■ WHAT THE TASK REQUIRES
Repeat every line below exactly as it reads.

Figure record listings:
=====

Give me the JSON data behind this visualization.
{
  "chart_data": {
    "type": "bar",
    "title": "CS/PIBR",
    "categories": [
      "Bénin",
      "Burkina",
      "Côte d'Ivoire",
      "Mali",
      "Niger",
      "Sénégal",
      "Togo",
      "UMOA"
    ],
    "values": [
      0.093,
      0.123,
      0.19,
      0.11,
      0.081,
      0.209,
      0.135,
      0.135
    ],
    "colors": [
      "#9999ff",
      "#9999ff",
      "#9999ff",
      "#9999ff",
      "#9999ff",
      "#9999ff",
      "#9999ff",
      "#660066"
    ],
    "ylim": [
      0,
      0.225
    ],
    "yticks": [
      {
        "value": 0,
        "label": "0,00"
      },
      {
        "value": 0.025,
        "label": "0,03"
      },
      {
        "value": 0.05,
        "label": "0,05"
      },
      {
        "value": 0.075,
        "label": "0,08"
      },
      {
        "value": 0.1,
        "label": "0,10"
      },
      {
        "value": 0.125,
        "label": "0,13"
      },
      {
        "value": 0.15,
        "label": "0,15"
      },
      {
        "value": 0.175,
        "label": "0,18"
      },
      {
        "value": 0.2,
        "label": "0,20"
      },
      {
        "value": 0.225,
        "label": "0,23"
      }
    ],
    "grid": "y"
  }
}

=====

■ COMPLETE ANSWER
Give me the JSON data behind this visualization.
{
  "chart_data": {
    "type": "bar",
    "title": "CS/PIBR",
    "categories": [
      "Bénin",
      "Burkina",
      "Côte d'Ivoire",
      "Mali",
      "Niger",
      "Sénégal",
      "Togo",
      "UMOA"
    ],
    "values": [
      0.093,
      0.123,
      0.19,
      0.11,
      0.081,
      0.209,
      0.135,
      0.135
    ],
    "colors": [
      "#9999ff",
      "#9999ff",
      "#9999ff",
      "#9999ff",
      "#9999ff",
      "#9999ff",
      "#9999ff",
      "#660066"
    ],
    "ylim": [
      0,
      0.225
    ],
    "yticks": [
      {
        "value": 0,
        "label": "0,00"
      },
      {
        "value": 0.025,
        "label": "0,03"
      },
      {
        "value": 0.05,
        "label": "0,05"
      },
      {
        "value": 0.075,
        "label": "0,08"
      },
      {
        "value": 0.1,
        "label": "0,10"
      },
      {
        "value": 0.125,
        "label": "0,13"
      },
      {
        "value": 0.15,
        "label": "0,15"
      },
      {
        "value": 0.175,
        "label": "0,18"
      },
      {
        "value": 0.2,
        "label": "0,20"
      },
      {
        "value": 0.225,
        "label": "0,23"
      }
    ],
    "grid": "y"
  }
}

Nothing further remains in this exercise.